## Short task
Copy out lines with the word "symbol" from the material that follows.

Data entries for graphics:

- - - - -

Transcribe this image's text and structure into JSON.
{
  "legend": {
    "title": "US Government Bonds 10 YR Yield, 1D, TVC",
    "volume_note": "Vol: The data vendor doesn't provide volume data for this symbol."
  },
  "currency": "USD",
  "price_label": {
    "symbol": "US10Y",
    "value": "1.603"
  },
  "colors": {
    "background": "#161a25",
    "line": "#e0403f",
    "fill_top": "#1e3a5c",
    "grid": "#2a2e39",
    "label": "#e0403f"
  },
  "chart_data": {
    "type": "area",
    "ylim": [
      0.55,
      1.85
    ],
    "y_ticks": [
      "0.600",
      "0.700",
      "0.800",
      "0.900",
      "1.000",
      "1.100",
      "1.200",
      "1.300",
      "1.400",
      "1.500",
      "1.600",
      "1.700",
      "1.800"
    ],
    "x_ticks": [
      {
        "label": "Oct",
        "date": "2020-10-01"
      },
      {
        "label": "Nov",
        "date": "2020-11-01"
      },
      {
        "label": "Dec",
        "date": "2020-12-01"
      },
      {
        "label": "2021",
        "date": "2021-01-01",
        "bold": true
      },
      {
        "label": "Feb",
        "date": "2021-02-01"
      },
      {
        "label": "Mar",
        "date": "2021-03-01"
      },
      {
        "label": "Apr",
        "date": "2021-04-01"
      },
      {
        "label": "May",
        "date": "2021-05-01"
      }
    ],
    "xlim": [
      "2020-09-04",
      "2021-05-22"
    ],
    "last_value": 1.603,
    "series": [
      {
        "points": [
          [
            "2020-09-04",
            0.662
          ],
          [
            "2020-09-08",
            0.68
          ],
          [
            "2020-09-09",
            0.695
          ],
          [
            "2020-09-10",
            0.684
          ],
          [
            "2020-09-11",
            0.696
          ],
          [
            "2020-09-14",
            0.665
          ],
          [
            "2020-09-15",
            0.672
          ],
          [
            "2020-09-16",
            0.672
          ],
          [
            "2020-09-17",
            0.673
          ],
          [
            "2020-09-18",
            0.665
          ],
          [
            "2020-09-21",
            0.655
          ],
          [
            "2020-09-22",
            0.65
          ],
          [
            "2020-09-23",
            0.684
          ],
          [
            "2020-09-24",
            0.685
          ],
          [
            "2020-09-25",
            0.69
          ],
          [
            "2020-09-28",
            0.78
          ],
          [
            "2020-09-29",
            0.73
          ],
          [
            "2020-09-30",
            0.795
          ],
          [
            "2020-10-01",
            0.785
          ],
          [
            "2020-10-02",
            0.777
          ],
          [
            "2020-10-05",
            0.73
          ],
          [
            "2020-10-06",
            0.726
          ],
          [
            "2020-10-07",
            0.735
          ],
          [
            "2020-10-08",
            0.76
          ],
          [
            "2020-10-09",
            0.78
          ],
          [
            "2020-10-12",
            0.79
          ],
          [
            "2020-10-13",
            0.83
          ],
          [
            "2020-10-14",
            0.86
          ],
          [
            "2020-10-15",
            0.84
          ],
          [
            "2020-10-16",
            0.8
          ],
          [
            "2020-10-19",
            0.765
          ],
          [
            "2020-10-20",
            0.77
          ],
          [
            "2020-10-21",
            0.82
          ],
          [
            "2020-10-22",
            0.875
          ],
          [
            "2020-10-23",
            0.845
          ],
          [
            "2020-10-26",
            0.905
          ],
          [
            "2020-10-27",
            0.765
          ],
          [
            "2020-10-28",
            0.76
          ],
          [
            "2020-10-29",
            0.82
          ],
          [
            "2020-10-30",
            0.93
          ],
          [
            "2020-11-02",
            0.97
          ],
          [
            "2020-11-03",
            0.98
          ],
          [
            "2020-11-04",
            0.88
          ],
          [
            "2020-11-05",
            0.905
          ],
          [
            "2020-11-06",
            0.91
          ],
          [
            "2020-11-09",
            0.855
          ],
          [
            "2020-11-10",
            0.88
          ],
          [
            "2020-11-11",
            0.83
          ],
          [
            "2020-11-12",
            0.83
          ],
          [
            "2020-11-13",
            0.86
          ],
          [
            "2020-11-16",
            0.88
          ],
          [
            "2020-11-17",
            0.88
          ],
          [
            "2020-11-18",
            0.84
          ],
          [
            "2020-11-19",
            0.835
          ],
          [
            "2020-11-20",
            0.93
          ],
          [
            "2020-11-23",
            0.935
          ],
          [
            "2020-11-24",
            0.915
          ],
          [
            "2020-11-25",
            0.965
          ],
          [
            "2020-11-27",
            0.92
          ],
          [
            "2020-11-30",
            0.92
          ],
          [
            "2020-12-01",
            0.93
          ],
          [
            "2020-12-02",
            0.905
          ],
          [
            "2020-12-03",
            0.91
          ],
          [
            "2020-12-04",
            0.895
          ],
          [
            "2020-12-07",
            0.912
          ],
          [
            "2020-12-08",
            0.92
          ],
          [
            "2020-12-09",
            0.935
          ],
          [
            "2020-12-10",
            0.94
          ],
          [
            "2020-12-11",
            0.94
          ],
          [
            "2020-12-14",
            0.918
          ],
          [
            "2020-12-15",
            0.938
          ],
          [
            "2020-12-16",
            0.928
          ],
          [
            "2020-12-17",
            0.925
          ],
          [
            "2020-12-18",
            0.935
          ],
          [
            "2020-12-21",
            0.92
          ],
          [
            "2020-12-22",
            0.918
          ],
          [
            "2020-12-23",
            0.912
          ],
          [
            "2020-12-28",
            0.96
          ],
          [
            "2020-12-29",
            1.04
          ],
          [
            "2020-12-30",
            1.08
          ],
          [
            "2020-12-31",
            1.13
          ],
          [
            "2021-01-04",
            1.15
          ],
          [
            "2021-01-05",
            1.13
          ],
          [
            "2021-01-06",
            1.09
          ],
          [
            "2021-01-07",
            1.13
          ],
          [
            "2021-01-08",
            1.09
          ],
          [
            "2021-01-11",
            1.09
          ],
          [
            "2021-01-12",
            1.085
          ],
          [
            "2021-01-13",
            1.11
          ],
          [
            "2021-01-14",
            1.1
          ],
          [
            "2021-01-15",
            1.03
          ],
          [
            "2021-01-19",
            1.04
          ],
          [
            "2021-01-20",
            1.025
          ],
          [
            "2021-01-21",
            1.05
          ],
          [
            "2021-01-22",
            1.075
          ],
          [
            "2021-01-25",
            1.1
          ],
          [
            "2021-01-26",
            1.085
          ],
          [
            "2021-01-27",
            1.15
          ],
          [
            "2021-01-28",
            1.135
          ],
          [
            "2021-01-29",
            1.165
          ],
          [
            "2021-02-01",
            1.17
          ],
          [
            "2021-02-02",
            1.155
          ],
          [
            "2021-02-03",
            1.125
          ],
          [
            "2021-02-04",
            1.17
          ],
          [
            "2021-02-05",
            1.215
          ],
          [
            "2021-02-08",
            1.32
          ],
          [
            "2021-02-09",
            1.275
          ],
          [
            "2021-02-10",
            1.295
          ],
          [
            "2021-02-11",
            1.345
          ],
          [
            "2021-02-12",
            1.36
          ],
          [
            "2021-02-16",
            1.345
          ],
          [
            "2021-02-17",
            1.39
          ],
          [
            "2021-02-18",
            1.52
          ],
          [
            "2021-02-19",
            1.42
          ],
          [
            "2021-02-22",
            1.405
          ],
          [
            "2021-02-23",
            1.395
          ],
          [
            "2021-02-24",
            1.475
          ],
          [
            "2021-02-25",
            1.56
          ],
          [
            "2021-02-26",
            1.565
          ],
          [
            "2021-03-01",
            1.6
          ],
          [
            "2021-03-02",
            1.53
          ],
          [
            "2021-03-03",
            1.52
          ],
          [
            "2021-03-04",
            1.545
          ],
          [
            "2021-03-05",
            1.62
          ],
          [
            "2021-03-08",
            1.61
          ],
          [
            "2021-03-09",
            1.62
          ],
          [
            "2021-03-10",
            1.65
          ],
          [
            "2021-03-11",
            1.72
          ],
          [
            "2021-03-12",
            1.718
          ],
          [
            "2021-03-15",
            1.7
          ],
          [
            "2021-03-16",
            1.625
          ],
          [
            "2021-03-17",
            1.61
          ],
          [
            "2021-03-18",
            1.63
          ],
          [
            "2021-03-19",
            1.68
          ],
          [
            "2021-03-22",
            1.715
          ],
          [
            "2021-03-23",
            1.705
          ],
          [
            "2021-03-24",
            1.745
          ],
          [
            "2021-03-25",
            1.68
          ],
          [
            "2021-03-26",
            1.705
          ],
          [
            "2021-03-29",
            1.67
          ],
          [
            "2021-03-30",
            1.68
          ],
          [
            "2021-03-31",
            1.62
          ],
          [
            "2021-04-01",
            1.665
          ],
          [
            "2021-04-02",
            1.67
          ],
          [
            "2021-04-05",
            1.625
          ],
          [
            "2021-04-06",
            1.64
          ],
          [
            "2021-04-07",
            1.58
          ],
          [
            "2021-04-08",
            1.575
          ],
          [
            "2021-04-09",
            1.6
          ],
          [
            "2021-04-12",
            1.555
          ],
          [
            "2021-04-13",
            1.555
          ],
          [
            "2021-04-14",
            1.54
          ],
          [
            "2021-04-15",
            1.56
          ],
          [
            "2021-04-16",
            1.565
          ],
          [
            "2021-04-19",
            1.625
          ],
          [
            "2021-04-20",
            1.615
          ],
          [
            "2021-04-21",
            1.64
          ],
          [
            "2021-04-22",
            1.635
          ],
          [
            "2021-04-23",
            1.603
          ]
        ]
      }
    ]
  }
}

- - - - -

## Exercise answer
    "volume_note": "Vol: The data vendor doesn't provide volume data for this symbol."
    "symbol": "US10Y",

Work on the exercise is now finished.